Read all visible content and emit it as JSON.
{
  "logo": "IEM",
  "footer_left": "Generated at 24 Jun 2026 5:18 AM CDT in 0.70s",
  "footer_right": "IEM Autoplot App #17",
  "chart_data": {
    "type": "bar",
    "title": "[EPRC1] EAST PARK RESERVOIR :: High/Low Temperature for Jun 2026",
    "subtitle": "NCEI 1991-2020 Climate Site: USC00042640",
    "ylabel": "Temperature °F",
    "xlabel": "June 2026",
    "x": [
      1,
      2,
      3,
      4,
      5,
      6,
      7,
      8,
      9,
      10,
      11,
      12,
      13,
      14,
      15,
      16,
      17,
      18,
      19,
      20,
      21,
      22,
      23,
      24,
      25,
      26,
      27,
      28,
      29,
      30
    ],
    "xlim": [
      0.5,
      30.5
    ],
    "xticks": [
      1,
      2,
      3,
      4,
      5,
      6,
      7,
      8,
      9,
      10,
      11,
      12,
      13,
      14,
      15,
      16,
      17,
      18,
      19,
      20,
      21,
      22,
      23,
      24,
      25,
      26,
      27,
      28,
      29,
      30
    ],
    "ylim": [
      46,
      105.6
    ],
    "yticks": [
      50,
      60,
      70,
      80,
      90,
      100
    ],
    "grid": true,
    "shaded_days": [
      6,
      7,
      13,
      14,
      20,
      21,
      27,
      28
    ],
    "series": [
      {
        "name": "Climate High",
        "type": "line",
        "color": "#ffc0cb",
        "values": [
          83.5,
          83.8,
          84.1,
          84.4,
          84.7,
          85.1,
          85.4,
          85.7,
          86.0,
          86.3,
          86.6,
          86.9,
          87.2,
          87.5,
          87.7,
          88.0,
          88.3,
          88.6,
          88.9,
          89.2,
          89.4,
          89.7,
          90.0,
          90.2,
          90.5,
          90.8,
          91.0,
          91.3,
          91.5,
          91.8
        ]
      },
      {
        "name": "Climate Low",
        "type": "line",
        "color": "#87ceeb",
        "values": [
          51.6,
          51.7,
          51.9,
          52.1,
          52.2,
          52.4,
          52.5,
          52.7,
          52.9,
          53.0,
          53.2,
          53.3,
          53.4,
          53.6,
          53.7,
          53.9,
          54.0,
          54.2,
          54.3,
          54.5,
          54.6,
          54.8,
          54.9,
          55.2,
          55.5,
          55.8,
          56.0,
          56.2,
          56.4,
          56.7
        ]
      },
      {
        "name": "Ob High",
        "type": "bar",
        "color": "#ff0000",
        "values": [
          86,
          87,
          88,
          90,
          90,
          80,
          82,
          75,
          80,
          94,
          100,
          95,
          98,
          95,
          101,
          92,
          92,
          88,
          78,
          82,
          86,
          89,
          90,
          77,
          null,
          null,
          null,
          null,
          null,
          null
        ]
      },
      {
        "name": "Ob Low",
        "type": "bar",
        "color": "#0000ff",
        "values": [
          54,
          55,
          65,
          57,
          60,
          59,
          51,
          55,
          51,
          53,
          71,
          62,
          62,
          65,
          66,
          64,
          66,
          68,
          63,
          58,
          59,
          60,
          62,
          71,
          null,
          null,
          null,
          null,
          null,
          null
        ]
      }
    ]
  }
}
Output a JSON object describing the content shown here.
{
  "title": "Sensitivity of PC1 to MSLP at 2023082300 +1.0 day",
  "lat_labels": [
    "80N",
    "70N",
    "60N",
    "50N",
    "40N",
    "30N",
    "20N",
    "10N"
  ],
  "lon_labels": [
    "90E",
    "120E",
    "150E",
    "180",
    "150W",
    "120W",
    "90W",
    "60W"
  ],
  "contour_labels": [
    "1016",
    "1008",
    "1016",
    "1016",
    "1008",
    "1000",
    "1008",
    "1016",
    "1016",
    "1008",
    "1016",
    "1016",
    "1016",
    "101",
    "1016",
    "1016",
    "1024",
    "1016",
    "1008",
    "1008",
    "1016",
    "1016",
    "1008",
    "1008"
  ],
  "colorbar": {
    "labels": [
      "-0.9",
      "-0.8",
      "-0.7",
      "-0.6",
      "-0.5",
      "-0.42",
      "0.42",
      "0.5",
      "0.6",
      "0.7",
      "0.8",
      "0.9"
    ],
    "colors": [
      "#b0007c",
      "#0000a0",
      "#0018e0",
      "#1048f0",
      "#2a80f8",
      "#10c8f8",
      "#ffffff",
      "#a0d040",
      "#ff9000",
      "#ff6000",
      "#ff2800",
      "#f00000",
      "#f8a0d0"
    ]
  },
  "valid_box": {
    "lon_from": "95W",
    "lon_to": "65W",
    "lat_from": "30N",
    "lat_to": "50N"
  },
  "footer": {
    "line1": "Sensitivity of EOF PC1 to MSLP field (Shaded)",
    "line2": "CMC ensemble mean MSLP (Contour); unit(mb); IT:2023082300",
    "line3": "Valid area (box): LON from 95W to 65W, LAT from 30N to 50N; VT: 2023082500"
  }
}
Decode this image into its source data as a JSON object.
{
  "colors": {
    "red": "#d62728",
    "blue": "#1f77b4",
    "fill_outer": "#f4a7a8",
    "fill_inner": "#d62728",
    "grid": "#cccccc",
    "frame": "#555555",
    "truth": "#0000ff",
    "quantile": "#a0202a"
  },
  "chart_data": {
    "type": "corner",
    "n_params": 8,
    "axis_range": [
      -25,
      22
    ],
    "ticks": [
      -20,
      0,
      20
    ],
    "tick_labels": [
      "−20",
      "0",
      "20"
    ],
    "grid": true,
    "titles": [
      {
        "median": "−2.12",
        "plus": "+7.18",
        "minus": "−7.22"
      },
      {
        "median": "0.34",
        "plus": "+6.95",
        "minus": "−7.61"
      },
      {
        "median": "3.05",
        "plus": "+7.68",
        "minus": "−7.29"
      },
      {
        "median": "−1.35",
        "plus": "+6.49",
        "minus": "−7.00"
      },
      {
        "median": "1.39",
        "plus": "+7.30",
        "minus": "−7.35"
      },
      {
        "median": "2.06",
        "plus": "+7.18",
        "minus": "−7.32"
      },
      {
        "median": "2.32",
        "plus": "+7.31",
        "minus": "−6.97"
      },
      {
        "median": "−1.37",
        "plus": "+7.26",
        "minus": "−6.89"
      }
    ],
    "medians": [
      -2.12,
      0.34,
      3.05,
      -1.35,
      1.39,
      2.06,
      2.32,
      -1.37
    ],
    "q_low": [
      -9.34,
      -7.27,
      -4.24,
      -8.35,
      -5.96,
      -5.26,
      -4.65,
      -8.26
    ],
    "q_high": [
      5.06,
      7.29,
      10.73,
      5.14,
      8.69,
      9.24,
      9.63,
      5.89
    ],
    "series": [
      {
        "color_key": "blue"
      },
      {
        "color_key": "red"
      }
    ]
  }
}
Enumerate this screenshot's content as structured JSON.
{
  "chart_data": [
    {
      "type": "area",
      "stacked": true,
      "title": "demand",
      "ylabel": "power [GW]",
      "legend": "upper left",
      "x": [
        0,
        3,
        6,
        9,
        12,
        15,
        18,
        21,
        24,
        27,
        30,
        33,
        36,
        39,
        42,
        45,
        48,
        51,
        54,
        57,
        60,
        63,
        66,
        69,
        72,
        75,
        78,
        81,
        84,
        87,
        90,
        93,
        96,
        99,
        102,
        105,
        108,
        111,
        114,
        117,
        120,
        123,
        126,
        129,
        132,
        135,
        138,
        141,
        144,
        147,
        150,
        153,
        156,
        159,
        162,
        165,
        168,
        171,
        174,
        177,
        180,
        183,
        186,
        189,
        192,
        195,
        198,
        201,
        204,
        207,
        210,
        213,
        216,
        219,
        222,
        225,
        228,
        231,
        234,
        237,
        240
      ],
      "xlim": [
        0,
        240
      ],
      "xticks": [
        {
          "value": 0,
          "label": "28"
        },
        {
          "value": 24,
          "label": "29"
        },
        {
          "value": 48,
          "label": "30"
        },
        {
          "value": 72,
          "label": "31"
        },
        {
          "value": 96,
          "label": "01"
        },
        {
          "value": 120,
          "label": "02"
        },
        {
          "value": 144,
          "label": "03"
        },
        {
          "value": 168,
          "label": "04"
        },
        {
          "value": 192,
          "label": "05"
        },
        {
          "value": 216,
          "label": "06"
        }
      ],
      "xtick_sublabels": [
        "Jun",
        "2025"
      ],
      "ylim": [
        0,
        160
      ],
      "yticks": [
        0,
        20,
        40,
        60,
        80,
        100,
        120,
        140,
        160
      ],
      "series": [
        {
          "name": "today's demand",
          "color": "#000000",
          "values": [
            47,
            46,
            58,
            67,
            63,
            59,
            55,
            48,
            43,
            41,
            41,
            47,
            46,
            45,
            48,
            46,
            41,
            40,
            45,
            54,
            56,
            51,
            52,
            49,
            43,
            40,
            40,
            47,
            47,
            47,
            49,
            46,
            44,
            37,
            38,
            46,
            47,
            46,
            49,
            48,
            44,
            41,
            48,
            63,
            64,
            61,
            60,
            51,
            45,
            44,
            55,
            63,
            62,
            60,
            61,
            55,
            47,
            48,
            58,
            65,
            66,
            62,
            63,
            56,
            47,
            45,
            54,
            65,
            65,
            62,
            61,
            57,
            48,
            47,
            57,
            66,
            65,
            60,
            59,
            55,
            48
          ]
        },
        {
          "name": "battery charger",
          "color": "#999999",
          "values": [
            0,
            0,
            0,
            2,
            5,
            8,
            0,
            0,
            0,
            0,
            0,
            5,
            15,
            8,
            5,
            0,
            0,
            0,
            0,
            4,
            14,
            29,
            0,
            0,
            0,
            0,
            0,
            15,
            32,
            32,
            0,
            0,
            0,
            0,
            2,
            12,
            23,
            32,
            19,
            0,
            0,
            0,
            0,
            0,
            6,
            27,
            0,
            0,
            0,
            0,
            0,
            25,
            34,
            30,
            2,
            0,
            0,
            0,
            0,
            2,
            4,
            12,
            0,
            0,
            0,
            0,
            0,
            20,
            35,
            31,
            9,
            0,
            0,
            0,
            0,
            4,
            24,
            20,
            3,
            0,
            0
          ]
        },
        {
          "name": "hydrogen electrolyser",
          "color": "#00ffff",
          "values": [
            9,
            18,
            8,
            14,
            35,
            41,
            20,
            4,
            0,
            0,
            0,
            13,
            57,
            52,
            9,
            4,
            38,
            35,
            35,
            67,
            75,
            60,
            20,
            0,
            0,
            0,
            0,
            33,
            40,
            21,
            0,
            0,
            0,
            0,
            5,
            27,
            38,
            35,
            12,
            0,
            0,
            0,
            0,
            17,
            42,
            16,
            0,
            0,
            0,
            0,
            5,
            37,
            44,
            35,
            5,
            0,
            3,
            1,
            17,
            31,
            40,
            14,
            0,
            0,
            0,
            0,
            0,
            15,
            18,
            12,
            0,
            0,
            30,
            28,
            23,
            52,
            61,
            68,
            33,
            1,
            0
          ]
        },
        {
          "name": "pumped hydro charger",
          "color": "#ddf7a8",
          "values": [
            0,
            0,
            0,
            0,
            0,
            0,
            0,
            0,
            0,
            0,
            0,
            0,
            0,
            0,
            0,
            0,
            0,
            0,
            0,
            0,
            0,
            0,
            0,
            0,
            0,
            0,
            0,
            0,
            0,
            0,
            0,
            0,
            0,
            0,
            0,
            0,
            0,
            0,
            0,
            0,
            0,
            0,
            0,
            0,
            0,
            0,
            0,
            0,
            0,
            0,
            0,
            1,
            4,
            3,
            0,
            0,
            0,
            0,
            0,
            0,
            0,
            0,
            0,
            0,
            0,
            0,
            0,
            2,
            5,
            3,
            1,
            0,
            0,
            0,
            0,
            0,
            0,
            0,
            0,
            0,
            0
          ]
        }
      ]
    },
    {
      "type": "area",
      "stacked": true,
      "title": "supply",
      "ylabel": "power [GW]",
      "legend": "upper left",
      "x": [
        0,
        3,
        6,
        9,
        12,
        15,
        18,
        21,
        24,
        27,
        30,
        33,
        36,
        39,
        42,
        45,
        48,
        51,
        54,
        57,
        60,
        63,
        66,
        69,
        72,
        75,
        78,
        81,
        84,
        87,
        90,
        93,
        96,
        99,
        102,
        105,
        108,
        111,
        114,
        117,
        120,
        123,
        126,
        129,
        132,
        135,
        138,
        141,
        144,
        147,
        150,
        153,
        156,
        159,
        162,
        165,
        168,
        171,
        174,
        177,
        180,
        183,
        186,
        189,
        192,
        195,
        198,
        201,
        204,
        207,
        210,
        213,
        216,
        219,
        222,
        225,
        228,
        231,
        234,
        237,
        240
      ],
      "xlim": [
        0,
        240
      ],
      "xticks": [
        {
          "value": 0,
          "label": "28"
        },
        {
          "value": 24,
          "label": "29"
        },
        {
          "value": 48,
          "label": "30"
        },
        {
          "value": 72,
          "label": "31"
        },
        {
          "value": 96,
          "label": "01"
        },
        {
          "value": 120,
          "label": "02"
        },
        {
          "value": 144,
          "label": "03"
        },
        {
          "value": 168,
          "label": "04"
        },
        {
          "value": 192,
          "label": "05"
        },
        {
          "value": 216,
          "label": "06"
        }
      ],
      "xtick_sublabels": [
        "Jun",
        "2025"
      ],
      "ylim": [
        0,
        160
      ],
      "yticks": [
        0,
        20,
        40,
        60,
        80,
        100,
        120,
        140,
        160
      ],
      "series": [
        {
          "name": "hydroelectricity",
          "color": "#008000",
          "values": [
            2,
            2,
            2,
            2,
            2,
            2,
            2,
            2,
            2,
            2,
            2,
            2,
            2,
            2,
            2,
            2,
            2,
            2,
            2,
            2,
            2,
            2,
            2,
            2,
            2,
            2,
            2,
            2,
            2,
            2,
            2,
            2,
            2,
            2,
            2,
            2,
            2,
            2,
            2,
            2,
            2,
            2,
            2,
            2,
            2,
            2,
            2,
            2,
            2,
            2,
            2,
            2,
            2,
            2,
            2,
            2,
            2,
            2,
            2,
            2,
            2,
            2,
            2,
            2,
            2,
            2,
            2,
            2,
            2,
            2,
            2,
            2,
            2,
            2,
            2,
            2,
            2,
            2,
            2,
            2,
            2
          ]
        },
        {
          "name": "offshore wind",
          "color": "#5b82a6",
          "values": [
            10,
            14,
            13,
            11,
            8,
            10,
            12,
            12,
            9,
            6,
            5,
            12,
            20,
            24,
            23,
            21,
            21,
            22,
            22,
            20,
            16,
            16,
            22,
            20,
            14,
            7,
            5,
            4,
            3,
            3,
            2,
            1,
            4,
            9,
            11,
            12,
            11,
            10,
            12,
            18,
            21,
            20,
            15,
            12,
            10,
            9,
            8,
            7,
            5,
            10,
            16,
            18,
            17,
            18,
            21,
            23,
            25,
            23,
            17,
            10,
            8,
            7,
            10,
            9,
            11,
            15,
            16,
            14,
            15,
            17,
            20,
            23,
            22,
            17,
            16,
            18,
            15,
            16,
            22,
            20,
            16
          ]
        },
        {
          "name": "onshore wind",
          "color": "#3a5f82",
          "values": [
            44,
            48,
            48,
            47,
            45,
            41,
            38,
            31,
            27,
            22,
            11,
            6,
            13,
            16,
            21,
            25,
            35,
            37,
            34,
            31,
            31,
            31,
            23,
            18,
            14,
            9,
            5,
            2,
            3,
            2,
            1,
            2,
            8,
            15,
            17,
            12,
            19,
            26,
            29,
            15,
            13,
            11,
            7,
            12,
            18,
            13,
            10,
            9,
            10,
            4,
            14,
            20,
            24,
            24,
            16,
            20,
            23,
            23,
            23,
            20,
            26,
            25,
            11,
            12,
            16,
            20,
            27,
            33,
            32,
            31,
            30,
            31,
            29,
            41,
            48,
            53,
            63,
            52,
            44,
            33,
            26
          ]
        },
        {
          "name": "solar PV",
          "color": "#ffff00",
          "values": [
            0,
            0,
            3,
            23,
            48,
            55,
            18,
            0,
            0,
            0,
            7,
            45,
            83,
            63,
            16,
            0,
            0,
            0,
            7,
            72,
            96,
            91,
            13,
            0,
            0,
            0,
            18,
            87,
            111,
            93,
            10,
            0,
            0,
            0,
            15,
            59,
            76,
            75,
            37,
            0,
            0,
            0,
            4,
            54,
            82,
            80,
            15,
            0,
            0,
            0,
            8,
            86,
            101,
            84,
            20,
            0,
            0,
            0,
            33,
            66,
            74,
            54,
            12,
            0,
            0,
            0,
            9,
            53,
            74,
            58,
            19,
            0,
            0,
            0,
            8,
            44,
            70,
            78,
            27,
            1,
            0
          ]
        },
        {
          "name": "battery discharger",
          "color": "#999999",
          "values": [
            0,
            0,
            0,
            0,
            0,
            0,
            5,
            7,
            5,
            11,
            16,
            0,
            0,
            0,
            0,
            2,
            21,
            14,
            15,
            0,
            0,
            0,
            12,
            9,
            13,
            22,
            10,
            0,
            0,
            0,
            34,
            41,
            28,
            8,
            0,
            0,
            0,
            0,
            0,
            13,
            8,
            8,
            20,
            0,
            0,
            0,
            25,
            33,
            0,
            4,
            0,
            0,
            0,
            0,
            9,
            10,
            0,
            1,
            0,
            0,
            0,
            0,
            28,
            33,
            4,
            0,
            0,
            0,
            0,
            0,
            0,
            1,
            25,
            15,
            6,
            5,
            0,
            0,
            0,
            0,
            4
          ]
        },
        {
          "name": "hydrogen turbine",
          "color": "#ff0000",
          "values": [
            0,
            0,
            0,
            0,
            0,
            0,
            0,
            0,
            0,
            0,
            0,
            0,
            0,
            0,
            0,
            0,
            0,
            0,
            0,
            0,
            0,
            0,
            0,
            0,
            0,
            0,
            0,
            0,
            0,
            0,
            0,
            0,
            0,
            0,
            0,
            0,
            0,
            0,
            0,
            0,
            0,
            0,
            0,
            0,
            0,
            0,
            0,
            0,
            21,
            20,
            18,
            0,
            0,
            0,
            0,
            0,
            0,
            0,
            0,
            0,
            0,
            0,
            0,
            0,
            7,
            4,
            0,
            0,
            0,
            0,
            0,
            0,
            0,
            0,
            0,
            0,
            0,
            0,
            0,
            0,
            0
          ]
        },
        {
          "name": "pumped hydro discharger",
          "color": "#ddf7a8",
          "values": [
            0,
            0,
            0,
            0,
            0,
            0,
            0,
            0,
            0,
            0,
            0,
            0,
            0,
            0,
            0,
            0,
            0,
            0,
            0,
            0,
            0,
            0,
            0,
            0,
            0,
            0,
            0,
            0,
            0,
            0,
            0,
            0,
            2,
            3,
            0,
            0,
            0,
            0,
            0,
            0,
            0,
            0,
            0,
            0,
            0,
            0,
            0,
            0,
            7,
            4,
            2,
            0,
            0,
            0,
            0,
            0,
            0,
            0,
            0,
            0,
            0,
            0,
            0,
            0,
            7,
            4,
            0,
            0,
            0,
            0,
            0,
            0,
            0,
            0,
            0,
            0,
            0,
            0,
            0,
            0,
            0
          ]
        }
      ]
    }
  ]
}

-*-*-

WRITTEN TASK. Your task is to report how many lines of the material include the string "JSON". Give the number and no other words.

WRITTEN ANSWER. 4